#### PROVIDED TEXT ####

Take this tiny trailer ‘home’ for example – it starts out simple enough, with a foam-insulation-lined space that doubles in size when parked and pulled out. But on the interior, there is more than meets the eye – a faux living room where green reigns supreme. Definitely form over function.

Leonard van Musnter puzzling sculpture

Or how about this police-puzzling sculpture. The inspiration was actually tied to a weird work of art found in the digital world of Second Life, in which a bunch of objects were thrown together with uncanny ease (in a way only possible in pixel-space). In the real world, the effect is … well, unnerving, as if reality were collapsing in around this collection of everyday odds and ends, compressing appliances, sheds, desks, chairs, fans, lamps and more into a tiny ball.

Leonard van Munster miniaturized city

And then we have this city on the water. No, you aren’t misreading the photographs – everything is indeed miniaturized. The result is something between a tiny-sized town, or a giant-sized architectural model, and doubles as a working water feature complete with a fountain (which trickles down the rocks visible in the background) and a pool of water surrounding the scene. Strange does not begin to cover it.

#### LISTED RECORDS ####

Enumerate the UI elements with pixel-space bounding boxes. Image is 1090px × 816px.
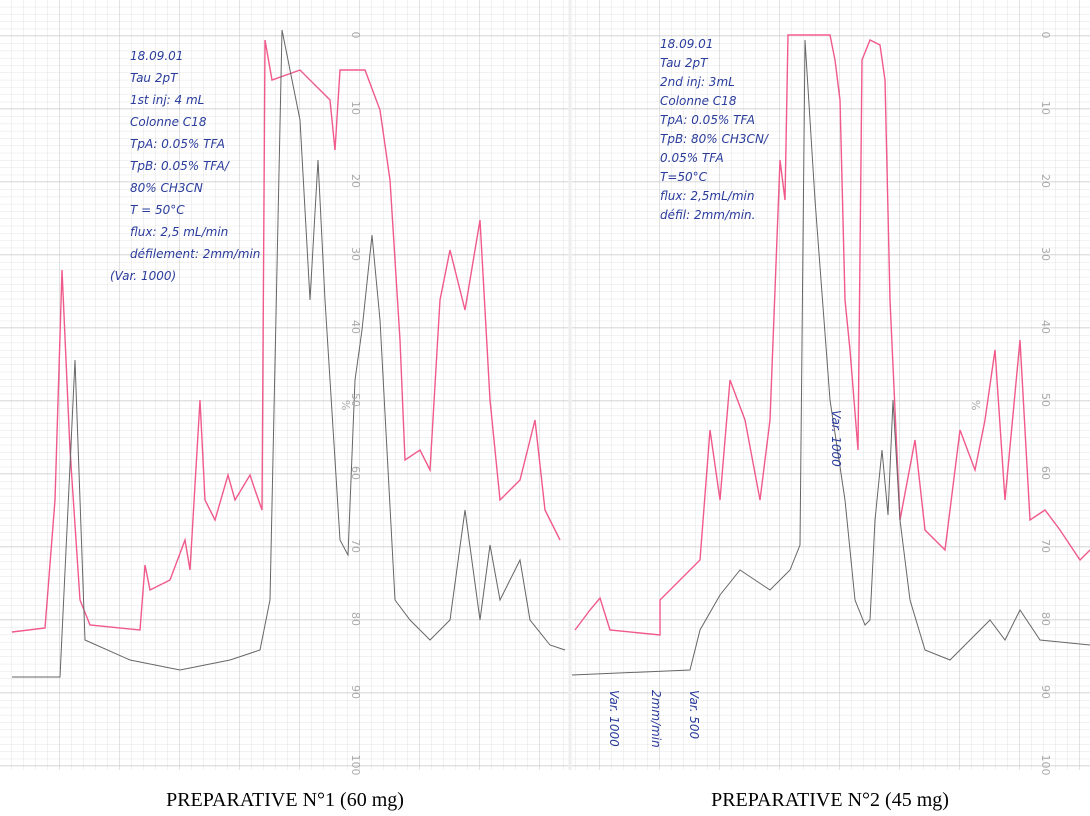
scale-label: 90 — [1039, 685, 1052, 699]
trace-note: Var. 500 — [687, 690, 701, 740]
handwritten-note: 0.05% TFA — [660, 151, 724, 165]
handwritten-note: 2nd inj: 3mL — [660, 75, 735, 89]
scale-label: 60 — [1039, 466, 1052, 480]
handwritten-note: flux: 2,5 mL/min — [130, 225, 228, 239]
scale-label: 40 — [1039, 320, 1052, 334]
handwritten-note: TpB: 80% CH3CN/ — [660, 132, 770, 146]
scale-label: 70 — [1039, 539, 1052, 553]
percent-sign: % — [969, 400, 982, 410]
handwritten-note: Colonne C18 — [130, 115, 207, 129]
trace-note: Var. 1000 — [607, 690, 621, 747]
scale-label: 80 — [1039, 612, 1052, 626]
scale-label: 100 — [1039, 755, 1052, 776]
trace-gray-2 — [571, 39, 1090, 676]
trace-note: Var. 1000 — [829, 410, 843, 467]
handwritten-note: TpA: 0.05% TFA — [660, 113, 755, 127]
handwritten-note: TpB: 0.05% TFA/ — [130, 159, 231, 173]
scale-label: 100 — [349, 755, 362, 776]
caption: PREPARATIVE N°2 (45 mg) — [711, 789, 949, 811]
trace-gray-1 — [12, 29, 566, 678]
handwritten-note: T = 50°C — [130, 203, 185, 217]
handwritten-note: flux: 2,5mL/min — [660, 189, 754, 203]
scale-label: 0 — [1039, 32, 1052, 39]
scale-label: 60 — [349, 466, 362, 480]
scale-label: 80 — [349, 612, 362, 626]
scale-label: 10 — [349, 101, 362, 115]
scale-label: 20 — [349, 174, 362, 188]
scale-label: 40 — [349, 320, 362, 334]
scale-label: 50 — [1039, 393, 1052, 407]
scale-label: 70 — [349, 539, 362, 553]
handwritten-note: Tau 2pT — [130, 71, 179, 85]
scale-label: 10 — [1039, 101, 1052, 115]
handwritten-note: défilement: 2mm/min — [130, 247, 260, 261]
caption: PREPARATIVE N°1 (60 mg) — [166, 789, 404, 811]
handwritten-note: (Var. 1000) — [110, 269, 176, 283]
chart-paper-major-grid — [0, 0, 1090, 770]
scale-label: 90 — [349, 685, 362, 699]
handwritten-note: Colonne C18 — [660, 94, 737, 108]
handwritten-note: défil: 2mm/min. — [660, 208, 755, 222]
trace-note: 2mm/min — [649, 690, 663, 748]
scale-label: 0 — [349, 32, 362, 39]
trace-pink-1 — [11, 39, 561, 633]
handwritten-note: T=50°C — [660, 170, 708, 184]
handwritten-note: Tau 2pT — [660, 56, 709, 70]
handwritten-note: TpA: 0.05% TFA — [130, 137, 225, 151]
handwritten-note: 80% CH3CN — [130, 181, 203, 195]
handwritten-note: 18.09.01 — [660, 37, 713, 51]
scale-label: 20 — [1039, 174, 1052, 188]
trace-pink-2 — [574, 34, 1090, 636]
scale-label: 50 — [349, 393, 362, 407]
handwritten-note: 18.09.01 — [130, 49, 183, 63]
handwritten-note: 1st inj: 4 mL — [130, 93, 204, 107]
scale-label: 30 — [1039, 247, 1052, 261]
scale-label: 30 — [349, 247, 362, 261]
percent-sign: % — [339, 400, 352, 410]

####
#### LISTED RECORDS ####

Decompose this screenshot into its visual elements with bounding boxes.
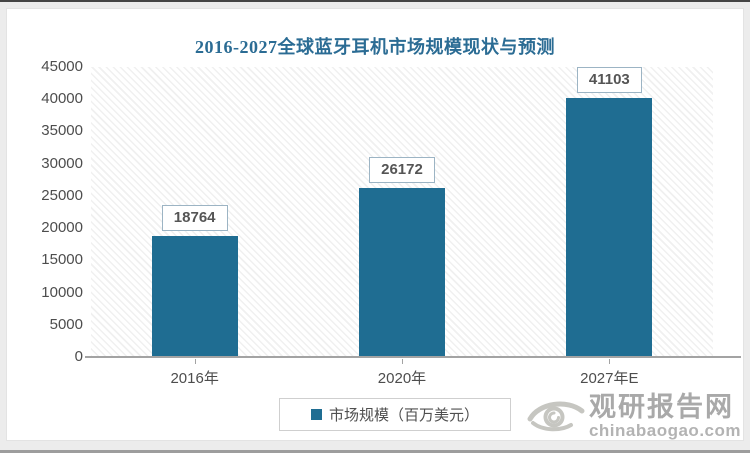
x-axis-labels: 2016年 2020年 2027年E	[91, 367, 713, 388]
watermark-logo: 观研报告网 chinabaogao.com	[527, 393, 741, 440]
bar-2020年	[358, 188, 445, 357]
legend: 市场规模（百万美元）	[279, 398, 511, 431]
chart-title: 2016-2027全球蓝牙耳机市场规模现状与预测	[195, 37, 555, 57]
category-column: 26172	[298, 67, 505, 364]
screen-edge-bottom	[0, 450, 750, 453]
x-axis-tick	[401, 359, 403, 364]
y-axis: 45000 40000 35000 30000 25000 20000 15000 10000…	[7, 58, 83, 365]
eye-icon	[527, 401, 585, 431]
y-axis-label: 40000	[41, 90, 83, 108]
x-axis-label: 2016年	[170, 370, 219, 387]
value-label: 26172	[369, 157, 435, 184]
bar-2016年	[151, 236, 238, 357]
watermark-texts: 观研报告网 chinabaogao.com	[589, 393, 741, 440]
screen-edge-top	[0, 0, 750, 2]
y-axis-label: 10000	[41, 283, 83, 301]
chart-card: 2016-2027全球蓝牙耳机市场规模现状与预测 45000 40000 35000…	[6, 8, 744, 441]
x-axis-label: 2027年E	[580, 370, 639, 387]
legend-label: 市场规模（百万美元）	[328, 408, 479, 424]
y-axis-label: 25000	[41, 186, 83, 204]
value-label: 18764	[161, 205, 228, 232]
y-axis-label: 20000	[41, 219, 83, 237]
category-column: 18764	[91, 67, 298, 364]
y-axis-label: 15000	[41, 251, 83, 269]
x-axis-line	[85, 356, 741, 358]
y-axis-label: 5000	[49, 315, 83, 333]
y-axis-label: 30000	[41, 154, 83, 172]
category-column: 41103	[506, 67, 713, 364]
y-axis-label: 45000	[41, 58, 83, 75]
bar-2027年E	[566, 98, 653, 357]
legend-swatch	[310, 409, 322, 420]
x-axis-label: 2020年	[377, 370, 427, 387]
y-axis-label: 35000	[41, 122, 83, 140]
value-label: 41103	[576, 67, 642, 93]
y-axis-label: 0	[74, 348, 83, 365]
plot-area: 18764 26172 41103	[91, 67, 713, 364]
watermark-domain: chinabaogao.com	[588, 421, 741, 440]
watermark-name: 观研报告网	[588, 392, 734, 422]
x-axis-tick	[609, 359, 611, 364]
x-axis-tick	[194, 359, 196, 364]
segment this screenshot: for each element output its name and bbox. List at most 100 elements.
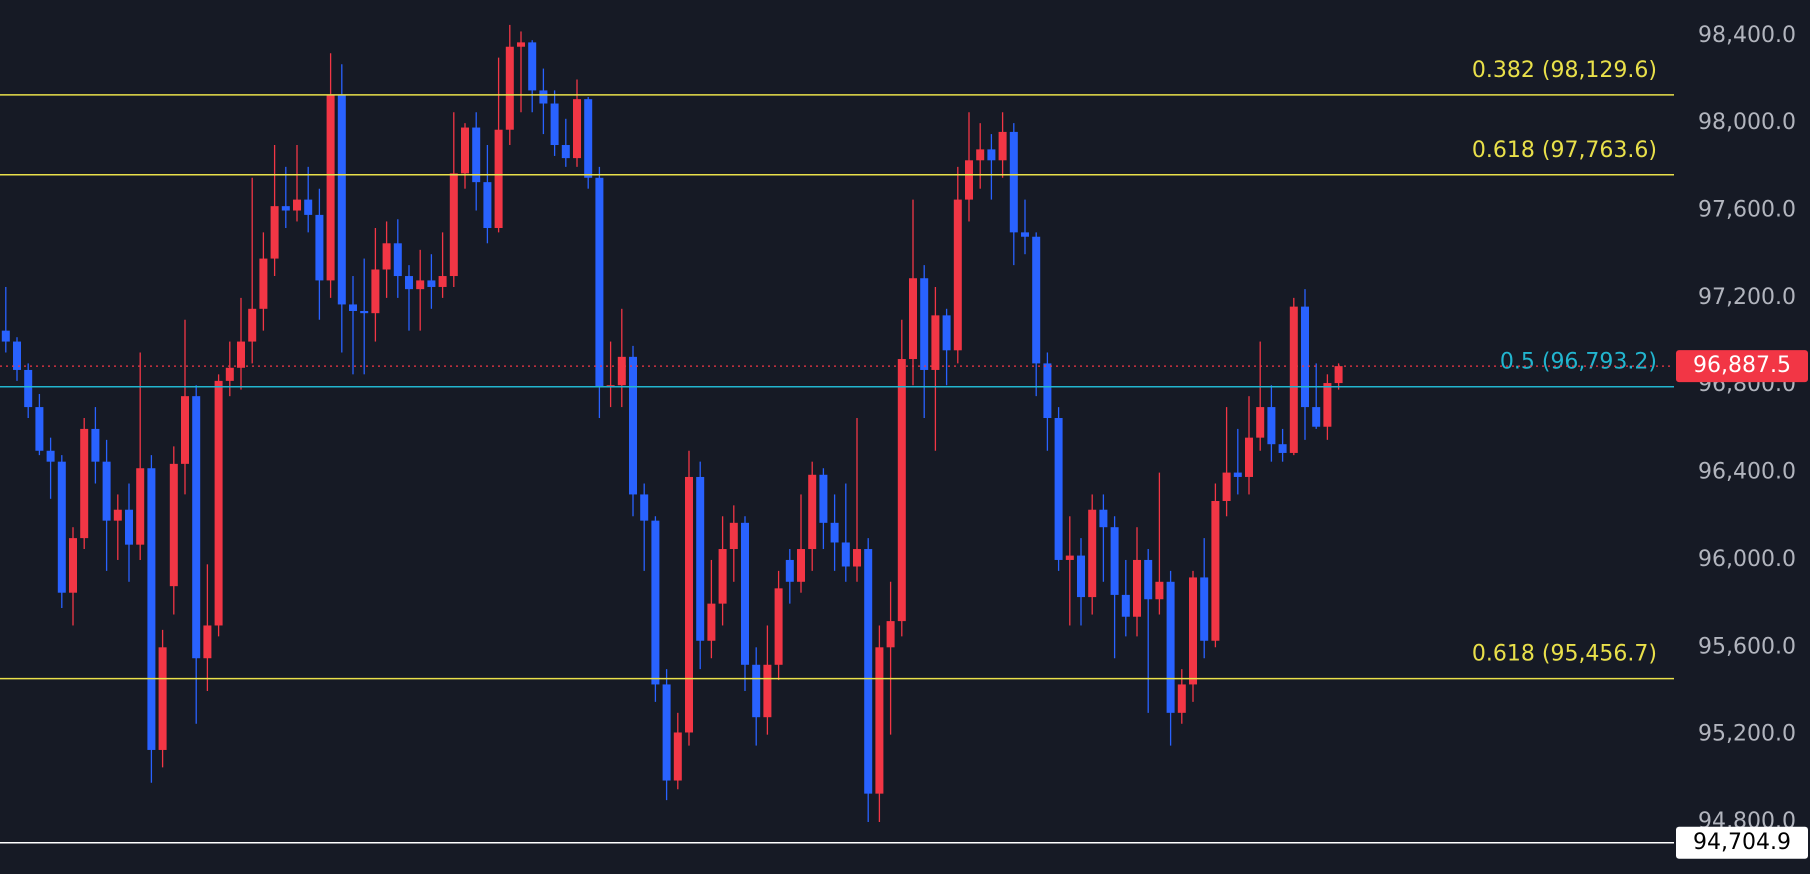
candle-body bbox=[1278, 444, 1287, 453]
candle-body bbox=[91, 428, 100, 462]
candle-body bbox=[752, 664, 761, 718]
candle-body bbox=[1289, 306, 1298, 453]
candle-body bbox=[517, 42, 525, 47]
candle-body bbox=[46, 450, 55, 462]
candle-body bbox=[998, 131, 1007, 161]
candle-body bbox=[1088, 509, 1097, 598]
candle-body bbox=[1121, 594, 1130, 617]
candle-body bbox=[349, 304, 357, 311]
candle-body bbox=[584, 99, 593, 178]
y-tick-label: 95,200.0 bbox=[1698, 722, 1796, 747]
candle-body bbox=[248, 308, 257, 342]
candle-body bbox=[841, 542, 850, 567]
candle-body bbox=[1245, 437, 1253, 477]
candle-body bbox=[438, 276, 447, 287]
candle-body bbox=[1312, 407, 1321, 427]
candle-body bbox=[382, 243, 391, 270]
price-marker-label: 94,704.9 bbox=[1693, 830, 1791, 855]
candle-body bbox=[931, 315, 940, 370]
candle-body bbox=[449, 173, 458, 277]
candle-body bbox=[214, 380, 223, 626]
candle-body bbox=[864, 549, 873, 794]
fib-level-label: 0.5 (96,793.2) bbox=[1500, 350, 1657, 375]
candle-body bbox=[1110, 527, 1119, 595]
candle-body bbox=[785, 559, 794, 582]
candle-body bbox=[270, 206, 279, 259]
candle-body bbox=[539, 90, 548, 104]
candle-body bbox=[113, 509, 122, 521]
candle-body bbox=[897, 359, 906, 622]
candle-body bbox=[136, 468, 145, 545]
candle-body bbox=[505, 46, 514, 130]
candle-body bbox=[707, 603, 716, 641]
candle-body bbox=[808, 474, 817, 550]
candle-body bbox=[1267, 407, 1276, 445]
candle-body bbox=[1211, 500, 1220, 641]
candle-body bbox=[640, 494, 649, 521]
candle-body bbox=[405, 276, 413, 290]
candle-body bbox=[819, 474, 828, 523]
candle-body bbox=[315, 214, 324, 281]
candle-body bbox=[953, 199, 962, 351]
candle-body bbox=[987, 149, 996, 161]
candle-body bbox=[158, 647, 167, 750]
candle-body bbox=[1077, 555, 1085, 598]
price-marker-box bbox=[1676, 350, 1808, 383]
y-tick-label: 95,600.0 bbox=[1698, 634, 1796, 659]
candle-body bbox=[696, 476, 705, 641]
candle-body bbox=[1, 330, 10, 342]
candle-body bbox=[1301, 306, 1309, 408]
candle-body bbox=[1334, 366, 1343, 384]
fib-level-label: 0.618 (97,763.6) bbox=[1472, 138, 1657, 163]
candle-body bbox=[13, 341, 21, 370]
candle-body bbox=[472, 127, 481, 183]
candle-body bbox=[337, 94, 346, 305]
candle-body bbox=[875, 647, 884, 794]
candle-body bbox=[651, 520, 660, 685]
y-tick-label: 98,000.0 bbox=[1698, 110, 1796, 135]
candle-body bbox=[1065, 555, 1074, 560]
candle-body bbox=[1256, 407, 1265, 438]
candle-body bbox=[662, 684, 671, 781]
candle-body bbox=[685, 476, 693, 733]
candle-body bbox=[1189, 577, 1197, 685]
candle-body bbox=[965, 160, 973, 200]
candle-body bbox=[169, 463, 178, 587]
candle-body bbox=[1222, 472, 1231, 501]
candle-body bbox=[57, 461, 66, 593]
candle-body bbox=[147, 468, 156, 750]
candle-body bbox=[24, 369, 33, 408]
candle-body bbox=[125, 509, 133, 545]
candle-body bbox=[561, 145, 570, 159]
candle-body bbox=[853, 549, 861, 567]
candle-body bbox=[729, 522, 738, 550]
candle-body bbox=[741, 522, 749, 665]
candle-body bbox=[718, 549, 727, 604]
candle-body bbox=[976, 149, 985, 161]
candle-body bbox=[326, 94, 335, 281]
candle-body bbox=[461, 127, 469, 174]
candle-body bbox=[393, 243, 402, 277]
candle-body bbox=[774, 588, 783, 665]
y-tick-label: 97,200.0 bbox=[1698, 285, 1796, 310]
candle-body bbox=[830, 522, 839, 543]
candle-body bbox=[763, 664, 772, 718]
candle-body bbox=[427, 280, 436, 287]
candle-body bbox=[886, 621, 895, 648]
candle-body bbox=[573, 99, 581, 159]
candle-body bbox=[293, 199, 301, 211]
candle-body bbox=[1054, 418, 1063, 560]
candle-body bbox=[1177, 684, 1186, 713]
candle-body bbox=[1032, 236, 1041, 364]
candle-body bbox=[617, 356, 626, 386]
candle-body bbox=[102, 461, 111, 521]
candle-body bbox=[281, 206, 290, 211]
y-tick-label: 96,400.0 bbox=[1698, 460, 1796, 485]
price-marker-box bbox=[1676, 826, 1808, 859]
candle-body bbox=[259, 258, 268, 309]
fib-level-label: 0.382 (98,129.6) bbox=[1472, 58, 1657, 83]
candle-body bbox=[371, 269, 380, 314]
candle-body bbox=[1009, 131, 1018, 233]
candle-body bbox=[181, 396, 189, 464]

####

* GIVEN EXERCISE A *
Write out the stretch from "Take this tiny" through "a tiny ball." in the text about the unusual art installations.
* GIVEN EXERCISE B *
Extend the text about the unusual art installations, picking up after its final sentence.

* RIGHT ANSWER A *
Take this tiny trailer ‘home’ for example – it starts out simple enough, with a foam-insulation-lined space that doubles in size when parked and pulled out. But on the interior, there is more than meets the eye – a faux living room where green reigns supreme. Definitely form over function.

Leonard van Musnter puzzling sculpture

Or how about this police-puzzling sculpture. The inspiration was actually tied to a weird work of art found in the digital world of Second Life, in which a bunch of objects were thrown together with uncanny ease (in a way only possible in pixel-space). In the real world, the effect is … well, unnerving, as if reality were collapsing in around this collection of everyday odds and ends, compressing appliances, sheds, desks, chairs, fans, lamps and more into a tiny ball.

* RIGHT ANSWER B *
About Leonard van Munster, via Wikipedia:

“Leonard van Munster is a Dutch contemporary artist making Site-specific and Subject-specific work. He studied from 1992 to 1996 at the Gerrit Rietveld Academy in Amsterdam. This included an exchange program to Parsons School of Art and Cooper Union in New York. Van Munster’s installations are to be found mostly in public spaces, where the surroundings play an important role in the work and how it is experienced.”

“Sometimes, he chooses a location that suits an already made sketch, and sometimes he makes a work especially for a specific location. Although his works at first glance have a cheery or boyish look about them, there is a more sensitive idea at their basis. Recurrent underlying themes are desire, homesickness and sentiment: a frozen moment of happiness or a childhood memory.”